▶ **DATA SHOWN**:

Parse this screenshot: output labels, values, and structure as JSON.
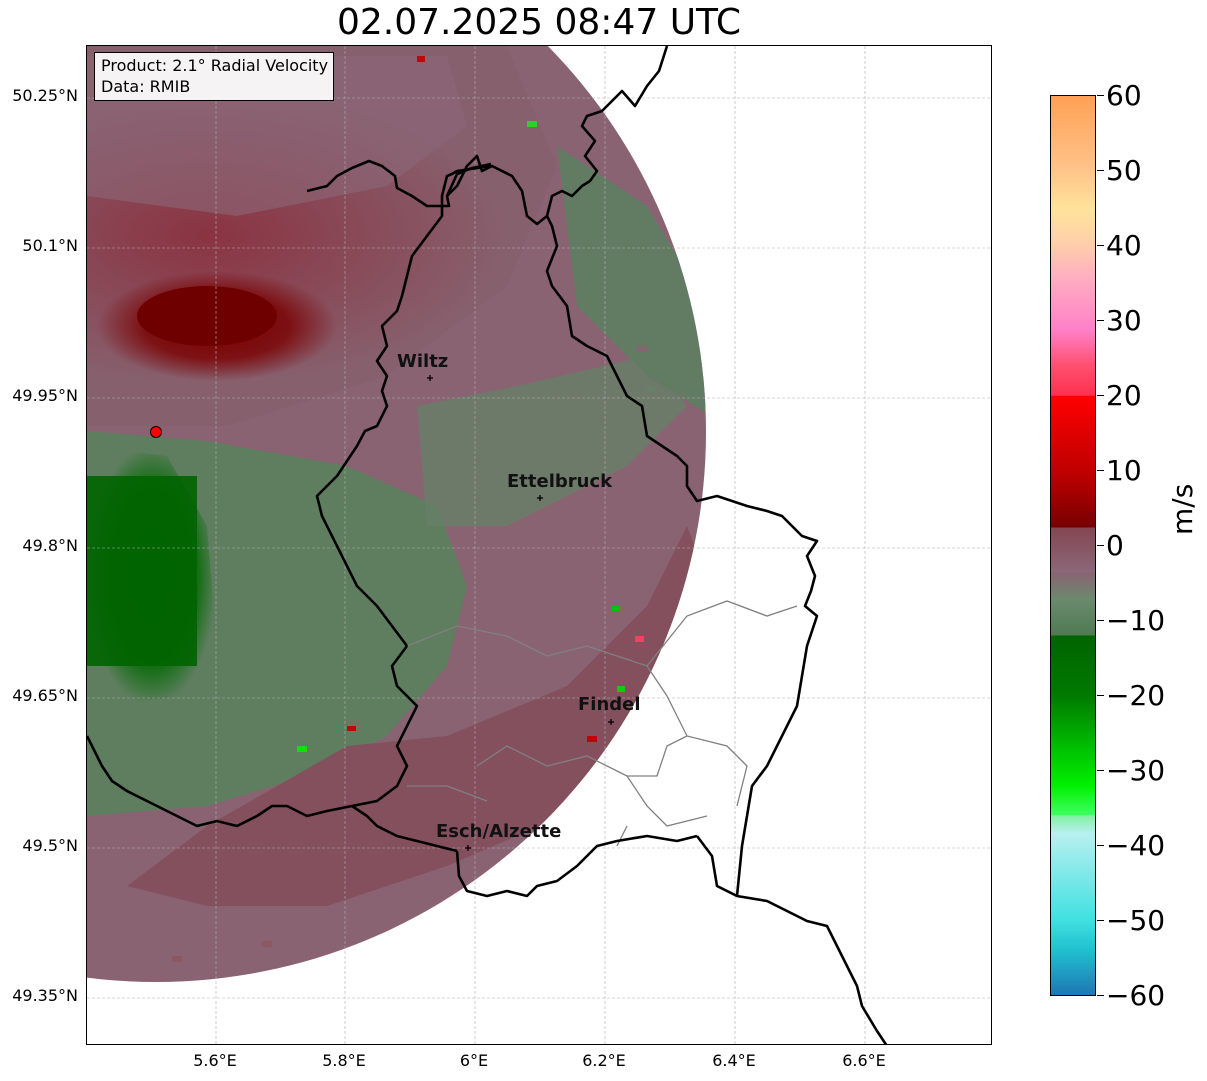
{
  "title": "02.07.2025 08:47 UTC",
  "info_box": {
    "product": "Product: 2.1° Radial Velocity",
    "data": "Data: RMIB"
  },
  "latitude_ticks": [
    "50.25°N",
    "50.1°N",
    "49.95°N",
    "49.8°N",
    "49.65°N",
    "49.5°N",
    "49.35°N"
  ],
  "longitude_ticks": [
    "5.6°E",
    "5.8°E",
    "6°E",
    "6.2°E",
    "6.4°E",
    "6.6°E"
  ],
  "cities": [
    {
      "name": "Wiltz"
    },
    {
      "name": "Ettelbruck"
    },
    {
      "name": "Findel"
    },
    {
      "name": "Esch/Alzette"
    }
  ],
  "colorbar": {
    "label": "m/s",
    "ticks": [
      "60",
      "50",
      "40",
      "30",
      "20",
      "10",
      "0",
      "−10",
      "−20",
      "−30",
      "−40",
      "−50",
      "−60"
    ],
    "range": [
      -60,
      60
    ]
  },
  "colors": {
    "approaching_dark": "#006400",
    "approaching_mid": "#5d7f5d",
    "receding_mid": "#8a6373",
    "receding_dark": "#7a0000",
    "border": "#000000",
    "admin_boundary": "#808080",
    "radar_site": "#ff0000"
  }
}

▶ **TASK**: Identify and copy lines that hold the string "name".

▶ **SOLUTION TO THE EXERCISE**:
      "name": "Wiltz"
      "name": "Ettelbruck"
      "name": "Findel"
      "name": "Esch/Alzette"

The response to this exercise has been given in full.